### Requirements
Extract all lines in the data that contain the word "cold".

(Entries taken from a collection)

##############################

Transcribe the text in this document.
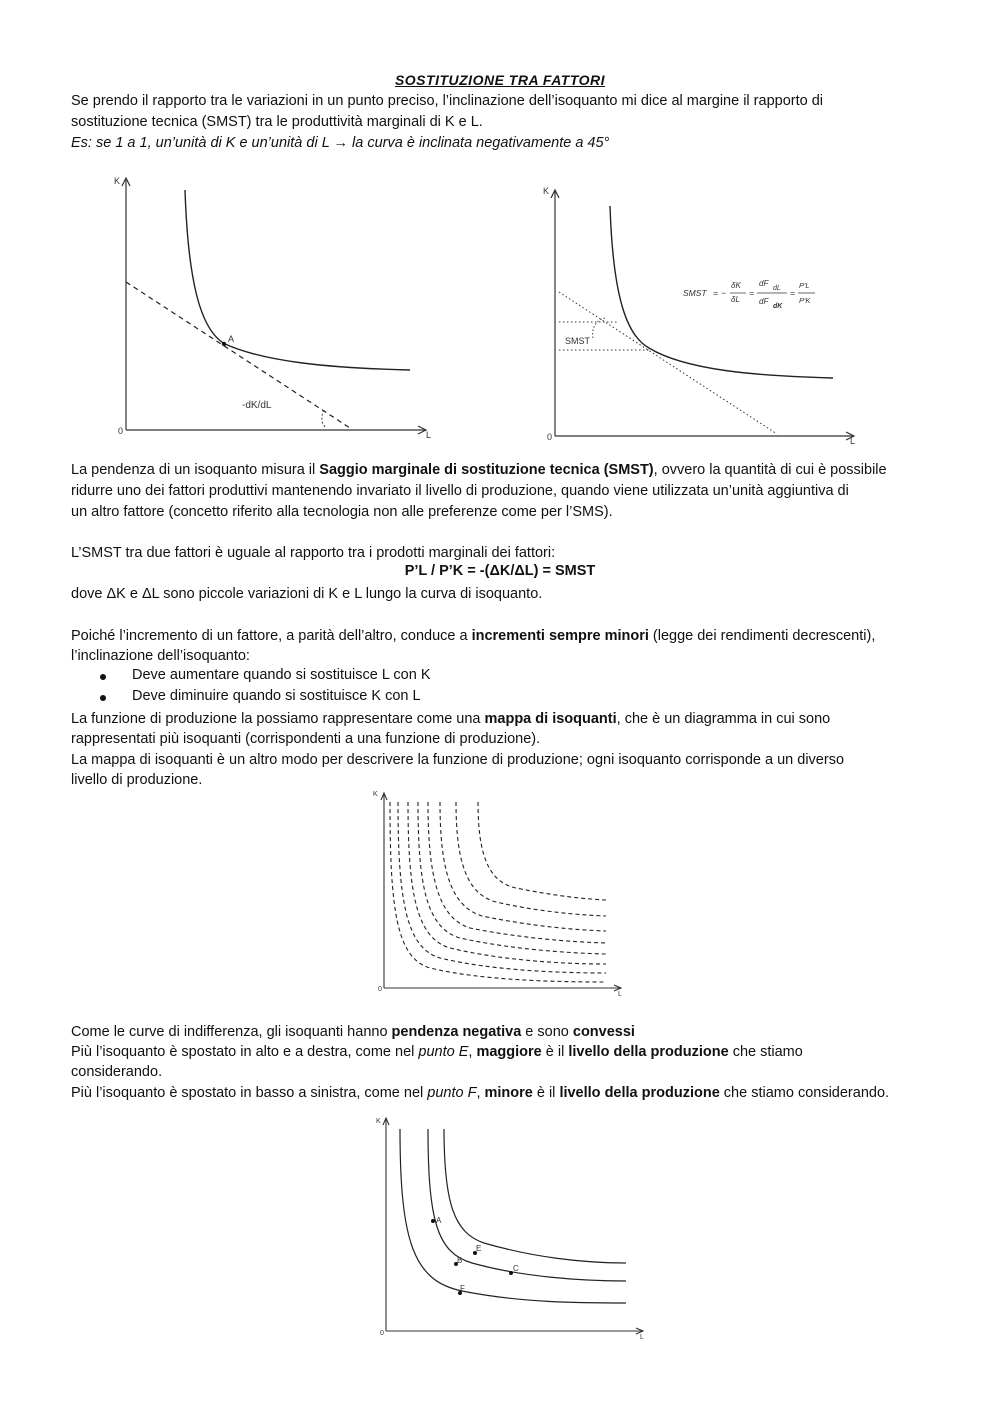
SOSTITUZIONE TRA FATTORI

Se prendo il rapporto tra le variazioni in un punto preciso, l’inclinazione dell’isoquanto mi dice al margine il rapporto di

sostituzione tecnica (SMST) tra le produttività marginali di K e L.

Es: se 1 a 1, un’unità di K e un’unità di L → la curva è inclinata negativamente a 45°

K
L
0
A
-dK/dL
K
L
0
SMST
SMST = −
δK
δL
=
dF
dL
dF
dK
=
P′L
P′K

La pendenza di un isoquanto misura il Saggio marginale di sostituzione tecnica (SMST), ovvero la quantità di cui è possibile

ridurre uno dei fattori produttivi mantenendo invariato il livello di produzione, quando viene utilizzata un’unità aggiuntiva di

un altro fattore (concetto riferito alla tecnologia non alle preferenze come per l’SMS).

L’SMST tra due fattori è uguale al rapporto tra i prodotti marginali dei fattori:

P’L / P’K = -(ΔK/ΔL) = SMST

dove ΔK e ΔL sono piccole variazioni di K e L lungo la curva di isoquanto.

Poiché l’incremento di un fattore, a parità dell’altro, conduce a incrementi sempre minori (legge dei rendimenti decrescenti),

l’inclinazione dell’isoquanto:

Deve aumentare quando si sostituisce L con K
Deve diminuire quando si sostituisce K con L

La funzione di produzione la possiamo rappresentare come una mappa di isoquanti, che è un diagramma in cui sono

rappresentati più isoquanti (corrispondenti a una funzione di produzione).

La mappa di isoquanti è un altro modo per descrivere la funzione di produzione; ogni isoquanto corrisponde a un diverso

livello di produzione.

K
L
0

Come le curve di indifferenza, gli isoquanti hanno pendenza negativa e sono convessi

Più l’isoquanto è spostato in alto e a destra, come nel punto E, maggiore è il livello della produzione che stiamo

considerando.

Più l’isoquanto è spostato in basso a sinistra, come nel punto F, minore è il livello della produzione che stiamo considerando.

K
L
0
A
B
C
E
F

##############################

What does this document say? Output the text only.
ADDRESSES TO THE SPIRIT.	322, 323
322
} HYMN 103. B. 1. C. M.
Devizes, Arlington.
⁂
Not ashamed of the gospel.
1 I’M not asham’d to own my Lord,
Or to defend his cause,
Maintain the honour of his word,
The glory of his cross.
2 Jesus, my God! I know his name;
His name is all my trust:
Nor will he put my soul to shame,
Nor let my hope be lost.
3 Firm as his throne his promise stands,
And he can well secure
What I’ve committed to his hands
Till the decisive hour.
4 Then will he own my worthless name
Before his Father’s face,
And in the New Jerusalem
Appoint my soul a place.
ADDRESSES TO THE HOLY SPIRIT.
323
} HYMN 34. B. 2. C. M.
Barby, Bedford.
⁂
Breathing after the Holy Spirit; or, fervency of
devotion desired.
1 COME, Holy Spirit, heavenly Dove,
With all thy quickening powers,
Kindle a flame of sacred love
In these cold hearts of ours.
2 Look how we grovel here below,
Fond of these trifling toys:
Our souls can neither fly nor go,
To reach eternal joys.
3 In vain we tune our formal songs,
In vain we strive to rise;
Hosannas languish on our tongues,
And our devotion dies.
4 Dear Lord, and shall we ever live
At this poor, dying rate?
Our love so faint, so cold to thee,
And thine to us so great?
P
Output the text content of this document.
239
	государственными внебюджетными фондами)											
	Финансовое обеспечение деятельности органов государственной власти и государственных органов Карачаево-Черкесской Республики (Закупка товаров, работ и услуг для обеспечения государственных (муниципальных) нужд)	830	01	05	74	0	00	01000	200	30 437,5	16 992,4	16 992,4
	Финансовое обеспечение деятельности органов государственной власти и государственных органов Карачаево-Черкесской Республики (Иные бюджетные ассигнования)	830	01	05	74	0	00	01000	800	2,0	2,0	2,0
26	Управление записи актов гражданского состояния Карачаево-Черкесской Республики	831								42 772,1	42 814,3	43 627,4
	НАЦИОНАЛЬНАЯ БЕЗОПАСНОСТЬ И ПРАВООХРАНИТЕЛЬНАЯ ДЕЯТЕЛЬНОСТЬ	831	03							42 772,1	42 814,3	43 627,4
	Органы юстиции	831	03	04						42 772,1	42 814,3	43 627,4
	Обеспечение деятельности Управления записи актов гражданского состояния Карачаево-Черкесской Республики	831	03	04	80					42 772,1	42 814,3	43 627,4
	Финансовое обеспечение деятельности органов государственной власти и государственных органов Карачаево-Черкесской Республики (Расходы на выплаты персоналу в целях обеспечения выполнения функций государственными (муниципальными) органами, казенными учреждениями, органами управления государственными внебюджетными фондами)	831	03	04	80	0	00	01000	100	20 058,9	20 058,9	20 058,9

##############################

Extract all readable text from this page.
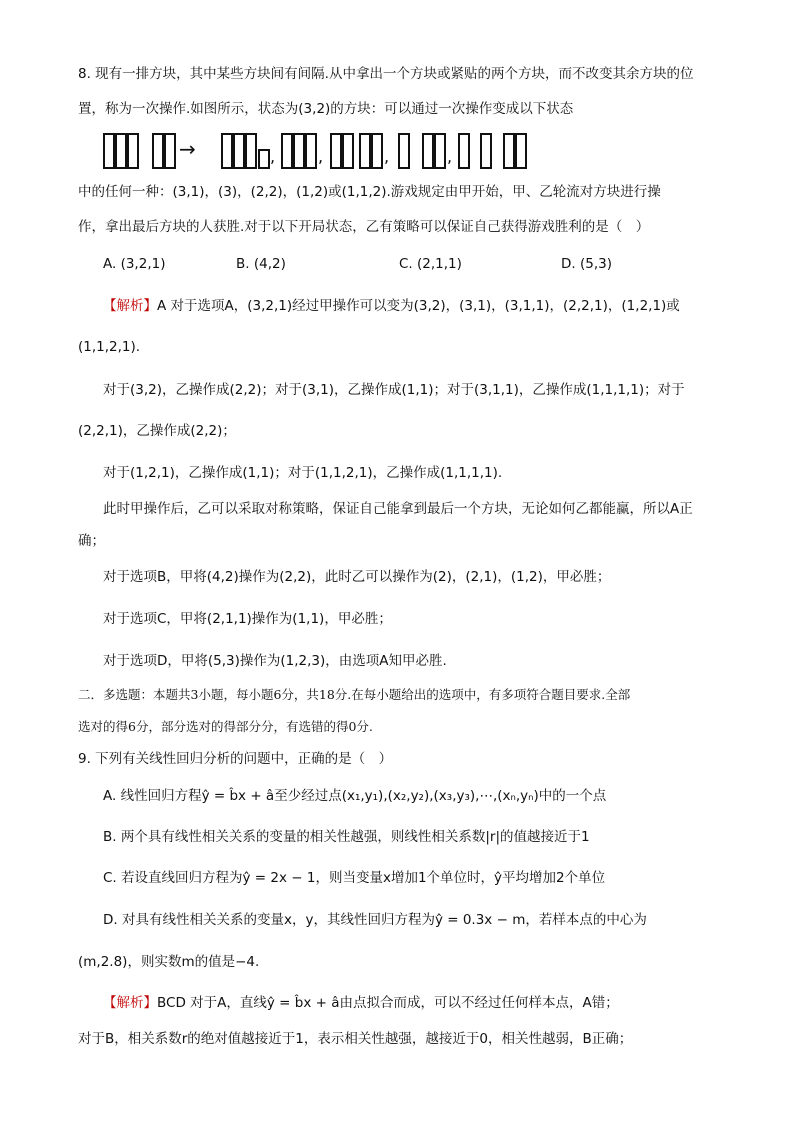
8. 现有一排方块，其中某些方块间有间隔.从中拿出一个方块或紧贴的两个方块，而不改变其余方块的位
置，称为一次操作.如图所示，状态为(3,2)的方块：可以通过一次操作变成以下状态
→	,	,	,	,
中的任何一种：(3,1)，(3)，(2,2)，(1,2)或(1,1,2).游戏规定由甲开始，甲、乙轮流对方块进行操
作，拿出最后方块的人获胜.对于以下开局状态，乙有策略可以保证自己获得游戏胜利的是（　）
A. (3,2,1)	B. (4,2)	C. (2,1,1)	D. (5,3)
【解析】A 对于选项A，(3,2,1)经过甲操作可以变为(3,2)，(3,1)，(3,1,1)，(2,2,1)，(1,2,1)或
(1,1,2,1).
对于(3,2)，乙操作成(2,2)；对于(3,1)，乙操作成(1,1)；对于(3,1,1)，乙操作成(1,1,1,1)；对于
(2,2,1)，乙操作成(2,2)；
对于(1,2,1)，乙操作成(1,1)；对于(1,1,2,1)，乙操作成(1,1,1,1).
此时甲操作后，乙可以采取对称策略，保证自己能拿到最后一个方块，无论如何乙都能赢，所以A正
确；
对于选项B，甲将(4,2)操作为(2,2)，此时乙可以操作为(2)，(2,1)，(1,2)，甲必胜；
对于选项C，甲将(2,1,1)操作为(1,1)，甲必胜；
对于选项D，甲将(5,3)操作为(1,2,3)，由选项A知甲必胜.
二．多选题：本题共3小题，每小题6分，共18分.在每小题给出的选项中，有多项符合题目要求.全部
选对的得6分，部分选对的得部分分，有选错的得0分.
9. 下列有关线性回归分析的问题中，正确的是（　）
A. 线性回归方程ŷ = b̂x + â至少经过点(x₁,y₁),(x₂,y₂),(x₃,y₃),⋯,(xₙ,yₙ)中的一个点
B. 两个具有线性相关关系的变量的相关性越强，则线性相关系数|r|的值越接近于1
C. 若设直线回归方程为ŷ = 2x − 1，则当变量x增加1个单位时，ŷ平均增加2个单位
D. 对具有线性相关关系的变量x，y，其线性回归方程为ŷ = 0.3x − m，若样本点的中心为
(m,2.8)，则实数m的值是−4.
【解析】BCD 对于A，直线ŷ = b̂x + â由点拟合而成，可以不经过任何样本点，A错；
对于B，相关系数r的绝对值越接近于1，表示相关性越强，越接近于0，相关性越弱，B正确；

##############################

### Expected answer
In these cold hearts of ours.
Our love so faint, so cold to thee,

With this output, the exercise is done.